> [AIM OF THE TASK]: Find each line containing the word "support" and report how many there are. Add nothing else.

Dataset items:
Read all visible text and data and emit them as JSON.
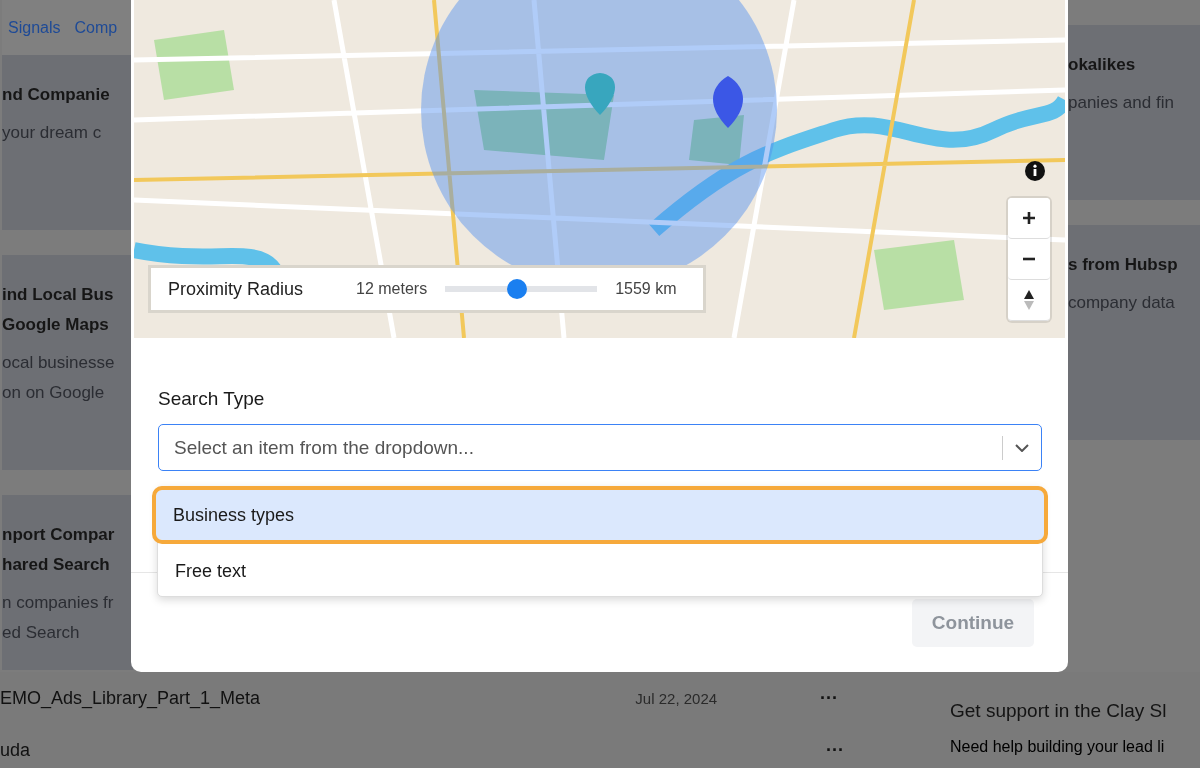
{
  "background": {
    "tabs": [
      {
        "label": "Signals"
      },
      {
        "label": "Comp"
      }
    ],
    "left_cards": [
      {
        "title_lines": [
          "nd Companie"
        ],
        "desc_lines": [
          "your dream c"
        ]
      },
      {
        "title_lines": [
          "ind Local Bus",
          "Google Maps"
        ],
        "desc_lines": [
          "ocal businesse",
          "on on Google"
        ]
      },
      {
        "title_lines": [
          "nport Compar",
          "hared Search"
        ],
        "desc_lines": [
          "n companies fr",
          "ed Search"
        ]
      }
    ],
    "right_cards": [
      {
        "title_lines": [
          "okalikes"
        ],
        "desc_lines": [
          "panies and fin"
        ]
      },
      {
        "title_lines": [
          "s from Hubsp"
        ],
        "desc_lines": [
          "company data"
        ]
      }
    ],
    "table_rows": [
      {
        "name": "EMO_Ads_Library_Part_1_Meta",
        "date": "Jul 22, 2024",
        "menu": "···"
      },
      {
        "name": "uda",
        "menu": "···"
      }
    ],
    "support": {
      "title": "Get support in the Clay Sl",
      "text": "Need help building your lead li"
    }
  },
  "modal": {
    "map": {
      "proximity": {
        "label": "Proximity Radius",
        "min": "12 meters",
        "max": "1559 km",
        "level": 0.47
      }
    },
    "search_type": {
      "label": "Search Type",
      "placeholder": "Select an item from the dropdown...",
      "options": [
        {
          "label": "Business types",
          "selected": true
        },
        {
          "label": "Free text",
          "selected": false
        }
      ]
    },
    "continue": {
      "label": "Continue",
      "disabled": true
    }
  }
}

> [TASK SOLUTION]: 2